**Aim:** Identify all lines in the listing that include the word "ring", and copy them out.

***** Dataset rows *****

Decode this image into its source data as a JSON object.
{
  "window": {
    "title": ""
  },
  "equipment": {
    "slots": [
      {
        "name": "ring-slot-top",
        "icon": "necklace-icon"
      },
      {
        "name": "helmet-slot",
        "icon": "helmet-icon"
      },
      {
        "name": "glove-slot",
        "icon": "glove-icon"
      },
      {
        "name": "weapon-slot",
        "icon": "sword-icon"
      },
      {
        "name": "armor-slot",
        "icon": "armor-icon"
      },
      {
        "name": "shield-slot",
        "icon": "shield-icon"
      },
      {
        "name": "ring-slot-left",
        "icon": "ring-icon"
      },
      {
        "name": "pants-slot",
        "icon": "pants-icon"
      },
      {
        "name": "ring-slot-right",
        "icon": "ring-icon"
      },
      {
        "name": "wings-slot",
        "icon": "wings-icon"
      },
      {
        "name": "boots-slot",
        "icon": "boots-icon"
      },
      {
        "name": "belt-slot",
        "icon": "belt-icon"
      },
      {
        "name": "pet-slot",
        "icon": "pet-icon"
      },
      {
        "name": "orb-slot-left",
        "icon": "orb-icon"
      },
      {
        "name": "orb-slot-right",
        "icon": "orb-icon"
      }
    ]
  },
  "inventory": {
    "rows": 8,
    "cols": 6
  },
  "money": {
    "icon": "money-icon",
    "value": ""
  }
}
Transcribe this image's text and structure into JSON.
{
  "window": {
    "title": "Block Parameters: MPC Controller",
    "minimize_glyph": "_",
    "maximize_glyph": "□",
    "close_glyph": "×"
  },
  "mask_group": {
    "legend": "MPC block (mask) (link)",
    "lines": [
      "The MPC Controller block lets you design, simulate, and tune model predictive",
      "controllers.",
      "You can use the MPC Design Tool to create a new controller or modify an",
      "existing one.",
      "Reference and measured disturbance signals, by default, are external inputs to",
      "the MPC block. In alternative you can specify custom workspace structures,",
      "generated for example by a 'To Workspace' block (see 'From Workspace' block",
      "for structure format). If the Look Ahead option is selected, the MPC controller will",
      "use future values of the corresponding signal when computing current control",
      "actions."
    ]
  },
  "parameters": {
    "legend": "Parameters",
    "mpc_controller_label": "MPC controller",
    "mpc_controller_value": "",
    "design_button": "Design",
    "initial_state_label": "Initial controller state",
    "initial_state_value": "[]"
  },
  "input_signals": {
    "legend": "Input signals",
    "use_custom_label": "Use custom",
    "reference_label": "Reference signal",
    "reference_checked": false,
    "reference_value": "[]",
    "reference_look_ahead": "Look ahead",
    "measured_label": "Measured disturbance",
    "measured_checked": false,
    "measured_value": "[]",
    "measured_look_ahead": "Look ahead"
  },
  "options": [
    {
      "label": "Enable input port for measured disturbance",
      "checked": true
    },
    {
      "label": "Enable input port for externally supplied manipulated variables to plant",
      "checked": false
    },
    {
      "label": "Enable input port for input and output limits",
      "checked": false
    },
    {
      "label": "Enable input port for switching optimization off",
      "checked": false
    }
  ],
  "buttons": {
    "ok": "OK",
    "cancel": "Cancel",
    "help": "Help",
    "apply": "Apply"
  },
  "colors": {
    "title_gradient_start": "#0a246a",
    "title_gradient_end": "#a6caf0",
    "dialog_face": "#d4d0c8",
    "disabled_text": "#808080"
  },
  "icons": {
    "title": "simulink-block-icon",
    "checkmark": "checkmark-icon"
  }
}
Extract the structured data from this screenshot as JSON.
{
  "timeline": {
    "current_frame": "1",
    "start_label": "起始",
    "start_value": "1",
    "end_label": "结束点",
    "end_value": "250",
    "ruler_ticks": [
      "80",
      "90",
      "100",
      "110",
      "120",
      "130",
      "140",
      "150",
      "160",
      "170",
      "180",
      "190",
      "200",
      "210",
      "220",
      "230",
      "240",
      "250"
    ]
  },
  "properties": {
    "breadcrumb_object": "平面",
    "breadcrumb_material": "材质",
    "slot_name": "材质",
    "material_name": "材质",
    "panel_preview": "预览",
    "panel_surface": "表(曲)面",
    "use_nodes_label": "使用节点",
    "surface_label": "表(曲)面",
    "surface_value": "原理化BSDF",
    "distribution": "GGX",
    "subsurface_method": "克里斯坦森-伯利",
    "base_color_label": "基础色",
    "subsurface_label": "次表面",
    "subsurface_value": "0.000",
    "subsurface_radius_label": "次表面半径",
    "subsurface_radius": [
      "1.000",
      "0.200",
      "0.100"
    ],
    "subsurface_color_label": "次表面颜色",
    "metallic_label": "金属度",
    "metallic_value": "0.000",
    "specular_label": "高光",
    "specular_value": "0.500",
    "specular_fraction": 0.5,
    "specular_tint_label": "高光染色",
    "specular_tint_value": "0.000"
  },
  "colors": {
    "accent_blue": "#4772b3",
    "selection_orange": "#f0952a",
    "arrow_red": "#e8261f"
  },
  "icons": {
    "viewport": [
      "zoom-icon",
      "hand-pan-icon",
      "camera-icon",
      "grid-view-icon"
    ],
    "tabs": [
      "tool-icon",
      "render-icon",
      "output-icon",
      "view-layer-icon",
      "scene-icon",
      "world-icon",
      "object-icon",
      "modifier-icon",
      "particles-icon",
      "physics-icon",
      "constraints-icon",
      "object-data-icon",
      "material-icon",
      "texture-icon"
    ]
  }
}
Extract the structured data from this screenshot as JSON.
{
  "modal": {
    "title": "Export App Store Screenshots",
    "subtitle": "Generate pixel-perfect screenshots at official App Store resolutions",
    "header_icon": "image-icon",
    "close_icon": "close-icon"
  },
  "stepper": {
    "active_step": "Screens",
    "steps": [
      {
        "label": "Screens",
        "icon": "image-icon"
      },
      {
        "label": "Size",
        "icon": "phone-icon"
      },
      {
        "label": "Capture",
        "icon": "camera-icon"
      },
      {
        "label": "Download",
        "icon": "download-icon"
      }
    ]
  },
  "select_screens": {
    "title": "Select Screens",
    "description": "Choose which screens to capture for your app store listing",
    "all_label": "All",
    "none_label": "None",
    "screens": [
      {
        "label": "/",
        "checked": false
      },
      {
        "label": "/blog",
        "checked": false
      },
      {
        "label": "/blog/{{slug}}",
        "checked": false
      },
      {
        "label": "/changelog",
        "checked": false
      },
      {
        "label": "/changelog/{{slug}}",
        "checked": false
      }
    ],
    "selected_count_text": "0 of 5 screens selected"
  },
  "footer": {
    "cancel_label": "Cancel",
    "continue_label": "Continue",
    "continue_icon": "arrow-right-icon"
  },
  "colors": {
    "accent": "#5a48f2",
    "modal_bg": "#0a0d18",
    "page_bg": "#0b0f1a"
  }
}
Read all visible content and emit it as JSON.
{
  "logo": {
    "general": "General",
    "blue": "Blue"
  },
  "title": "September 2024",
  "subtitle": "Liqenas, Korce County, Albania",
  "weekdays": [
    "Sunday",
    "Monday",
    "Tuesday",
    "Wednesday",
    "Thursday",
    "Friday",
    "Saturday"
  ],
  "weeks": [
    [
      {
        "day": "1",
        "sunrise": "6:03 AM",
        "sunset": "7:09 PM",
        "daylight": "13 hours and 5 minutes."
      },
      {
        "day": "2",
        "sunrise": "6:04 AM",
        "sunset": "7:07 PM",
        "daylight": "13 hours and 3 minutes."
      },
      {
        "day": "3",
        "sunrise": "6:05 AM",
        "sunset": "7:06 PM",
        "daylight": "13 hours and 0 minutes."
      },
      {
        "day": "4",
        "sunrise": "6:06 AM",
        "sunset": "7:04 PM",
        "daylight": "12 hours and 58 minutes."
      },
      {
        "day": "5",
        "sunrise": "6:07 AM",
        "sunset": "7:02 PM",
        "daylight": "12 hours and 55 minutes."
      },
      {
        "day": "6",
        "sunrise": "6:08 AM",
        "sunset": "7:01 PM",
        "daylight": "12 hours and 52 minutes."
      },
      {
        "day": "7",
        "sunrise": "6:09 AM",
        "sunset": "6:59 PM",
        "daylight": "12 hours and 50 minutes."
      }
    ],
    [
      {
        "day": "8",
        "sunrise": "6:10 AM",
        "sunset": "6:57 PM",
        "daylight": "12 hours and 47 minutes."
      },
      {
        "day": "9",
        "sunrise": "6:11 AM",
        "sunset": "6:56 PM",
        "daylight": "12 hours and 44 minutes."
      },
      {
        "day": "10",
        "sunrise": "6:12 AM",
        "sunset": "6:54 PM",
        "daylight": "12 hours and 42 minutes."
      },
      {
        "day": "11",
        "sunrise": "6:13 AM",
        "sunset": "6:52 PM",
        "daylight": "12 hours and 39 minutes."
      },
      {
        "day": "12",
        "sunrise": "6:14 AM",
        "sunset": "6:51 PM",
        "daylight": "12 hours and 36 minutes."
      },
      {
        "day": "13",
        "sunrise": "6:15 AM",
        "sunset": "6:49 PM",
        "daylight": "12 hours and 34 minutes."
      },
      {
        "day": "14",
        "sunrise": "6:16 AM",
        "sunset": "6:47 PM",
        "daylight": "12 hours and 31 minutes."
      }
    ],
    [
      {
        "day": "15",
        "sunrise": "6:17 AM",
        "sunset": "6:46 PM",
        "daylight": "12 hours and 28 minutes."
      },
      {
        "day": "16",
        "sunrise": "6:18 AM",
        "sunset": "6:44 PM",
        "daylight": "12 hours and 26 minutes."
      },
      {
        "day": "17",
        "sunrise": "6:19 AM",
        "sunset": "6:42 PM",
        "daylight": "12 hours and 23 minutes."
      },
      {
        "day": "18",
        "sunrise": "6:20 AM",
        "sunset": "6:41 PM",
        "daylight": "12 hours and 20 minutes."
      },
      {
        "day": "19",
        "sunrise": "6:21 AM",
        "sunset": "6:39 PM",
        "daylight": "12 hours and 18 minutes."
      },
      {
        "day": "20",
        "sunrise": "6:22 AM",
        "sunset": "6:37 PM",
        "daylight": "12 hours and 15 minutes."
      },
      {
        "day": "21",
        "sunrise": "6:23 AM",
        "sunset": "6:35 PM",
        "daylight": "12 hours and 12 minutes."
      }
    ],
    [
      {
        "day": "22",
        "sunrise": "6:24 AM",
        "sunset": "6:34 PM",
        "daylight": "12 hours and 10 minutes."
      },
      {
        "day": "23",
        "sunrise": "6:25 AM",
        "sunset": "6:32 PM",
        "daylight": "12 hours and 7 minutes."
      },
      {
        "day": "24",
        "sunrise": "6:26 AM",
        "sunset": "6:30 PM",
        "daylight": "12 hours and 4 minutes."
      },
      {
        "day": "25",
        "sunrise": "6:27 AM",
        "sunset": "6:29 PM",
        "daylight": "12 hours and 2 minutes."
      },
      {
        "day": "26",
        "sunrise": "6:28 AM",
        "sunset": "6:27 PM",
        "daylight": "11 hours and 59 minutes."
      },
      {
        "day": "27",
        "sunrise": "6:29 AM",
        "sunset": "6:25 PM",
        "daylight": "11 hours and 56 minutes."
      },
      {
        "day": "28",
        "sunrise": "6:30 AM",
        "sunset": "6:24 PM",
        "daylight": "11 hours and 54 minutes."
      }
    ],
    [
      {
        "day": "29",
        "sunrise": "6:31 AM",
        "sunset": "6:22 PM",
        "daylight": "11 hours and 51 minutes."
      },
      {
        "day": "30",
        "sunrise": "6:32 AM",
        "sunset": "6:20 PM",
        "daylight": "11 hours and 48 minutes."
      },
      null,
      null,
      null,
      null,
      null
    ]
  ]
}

*****

**Result of this task:**
        "name": "ring-slot-top",
        "name": "ring-slot-left",
        "icon": "ring-icon"
        "name": "ring-slot-right",
        "icon": "ring-icon"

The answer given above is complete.